What the task requires ::
Emit the data below verbatim, stripping out any pictures.

(Records from a data source)
+ + + + +
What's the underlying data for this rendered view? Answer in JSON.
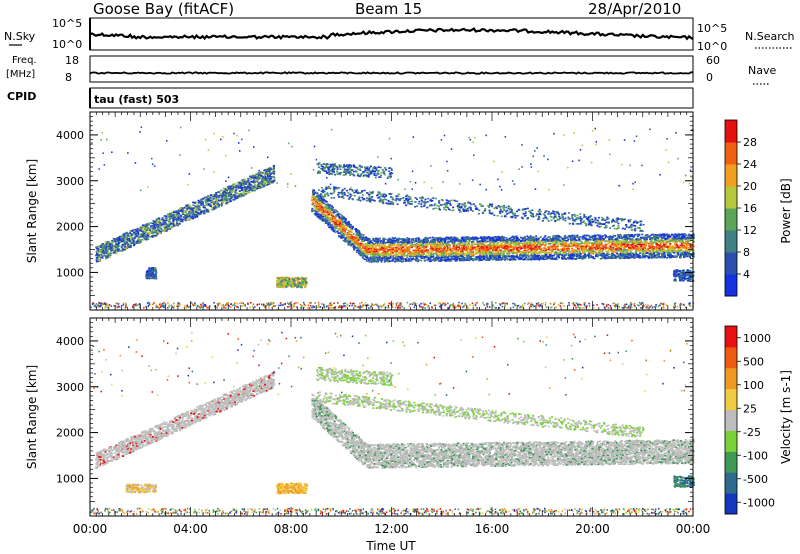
{
  "header": {
    "station": "Goose Bay (fitACF)",
    "beam": "Beam 15",
    "date": "28/Apr/2010"
  },
  "aux_panels": {
    "nsky_label": "N.Sky",
    "nsky_tick_top": "10^5",
    "nsky_tick_bottom": "10^0",
    "nsearch_label": "N.Search",
    "freq_label_1": "Freq.",
    "freq_label_2": "[MHz]",
    "freq_tick_top": "18",
    "freq_tick_bottom": "8",
    "nave_label": "Nave",
    "nave_tick_top": "60",
    "nave_tick_bottom": "0",
    "cpid_label": "CPID",
    "cpid_value": "tau (fast) 503"
  },
  "chart_data": [
    {
      "type": "heatmap",
      "name": "Power",
      "ylabel": "Slant Range [km]",
      "xlabel": "Time UT",
      "x_range_hours": [
        0,
        24
      ],
      "ylim": [
        180,
        4500
      ],
      "yticks": [
        "1000",
        "2000",
        "3000",
        "4000"
      ],
      "colorbar": {
        "label": "Power [dB]",
        "ticks": [
          "4",
          "8",
          "12",
          "16",
          "20",
          "24",
          "28"
        ],
        "colors": [
          "#1530e0",
          "#2b4fb0",
          "#3f7f86",
          "#5aa55a",
          "#b5c93a",
          "#f0a01e",
          "#f06010",
          "#e51010"
        ]
      }
    },
    {
      "type": "heatmap",
      "name": "Velocity",
      "ylabel": "Slant Range [km]",
      "xlabel": "Time UT",
      "x_range_hours": [
        0,
        24
      ],
      "ylim": [
        180,
        4500
      ],
      "yticks": [
        "1000",
        "2000",
        "3000",
        "4000"
      ],
      "colorbar": {
        "label": "Velocity [m s-1]",
        "ticks": [
          "1000",
          "500",
          "100",
          "25",
          "-25",
          "-100",
          "-500",
          "-1000"
        ],
        "colors": [
          "#1537c0",
          "#2c6a8e",
          "#3f9a56",
          "#79d336",
          "#bdbdbd",
          "#f0cc40",
          "#f09a20",
          "#f05a10",
          "#e81010"
        ]
      }
    }
  ],
  "time_axis": {
    "label": "Time UT",
    "ticks": [
      "00:00",
      "04:00",
      "08:00",
      "12:00",
      "16:00",
      "20:00",
      "00:00"
    ]
  }
}
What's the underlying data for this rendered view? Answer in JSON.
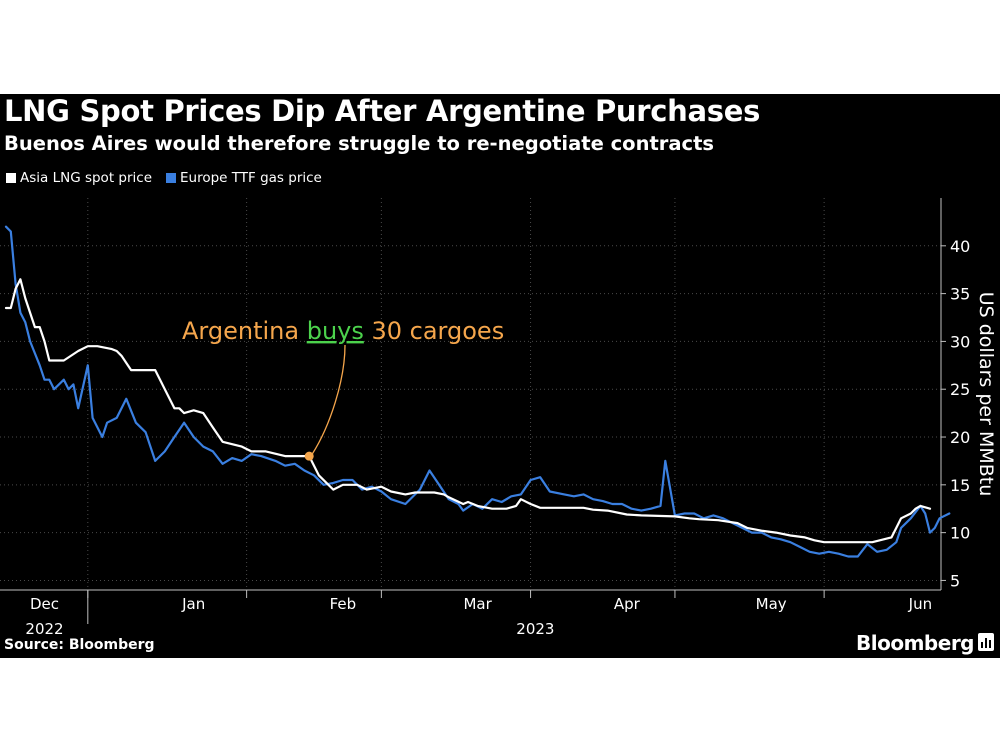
+ + + + +
Task answer ::
What's the underlying data for this rendered view? Answer in JSON.
{
  "header": {
    "station": "Goose Bay (fitACF)",
    "beam": "Beam 15",
    "date": "28/Apr/2010"
  },
  "aux_panels": {
    "nsky_label": "N.Sky",
    "nsky_tick_top": "10^5",
    "nsky_tick_bottom": "10^0",
    "nsearch_label": "N.Search",
    "freq_label_1": "Freq.",
    "freq_label_2": "[MHz]",
    "freq_tick_top": "18",
    "freq_tick_bottom": "8",
    "nave_label": "Nave",
    "nave_tick_top": "60",
    "nave_tick_bottom": "0",
    "cpid_label": "CPID",
    "cpid_value": "tau (fast) 503"
  },
  "chart_data": [
    {
      "type": "heatmap",
      "name": "Power",
      "ylabel": "Slant Range [km]",
      "xlabel": "Time UT",
      "x_range_hours": [
        0,
        24
      ],
      "ylim": [
        180,
        4500
      ],
      "yticks": [
        "1000",
        "2000",
        "3000",
        "4000"
      ],
      "colorbar": {
        "label": "Power [dB]",
        "ticks": [
          "4",
          "8",
          "12",
          "16",
          "20",
          "24",
          "28"
        ],
        "colors": [
          "#1530e0",
          "#2b4fb0",
          "#3f7f86",
          "#5aa55a",
          "#b5c93a",
          "#f0a01e",
          "#f06010",
          "#e51010"
        ]
      }
    },
    {
      "type": "heatmap",
      "name": "Velocity",
      "ylabel": "Slant Range [km]",
      "xlabel": "Time UT",
      "x_range_hours": [
        0,
        24
      ],
      "ylim": [
        180,
        4500
      ],
      "yticks": [
        "1000",
        "2000",
        "3000",
        "4000"
      ],
      "colorbar": {
        "label": "Velocity [m s-1]",
        "ticks": [
          "1000",
          "500",
          "100",
          "25",
          "-25",
          "-100",
          "-500",
          "-1000"
        ],
        "colors": [
          "#1537c0",
          "#2c6a8e",
          "#3f9a56",
          "#79d336",
          "#bdbdbd",
          "#f0cc40",
          "#f09a20",
          "#f05a10",
          "#e81010"
        ]
      }
    }
  ],
  "time_axis": {
    "label": "Time UT",
    "ticks": [
      "00:00",
      "04:00",
      "08:00",
      "12:00",
      "16:00",
      "20:00",
      "00:00"
    ]
  }
}
What's the underlying data for this rendered view? Answer in JSON.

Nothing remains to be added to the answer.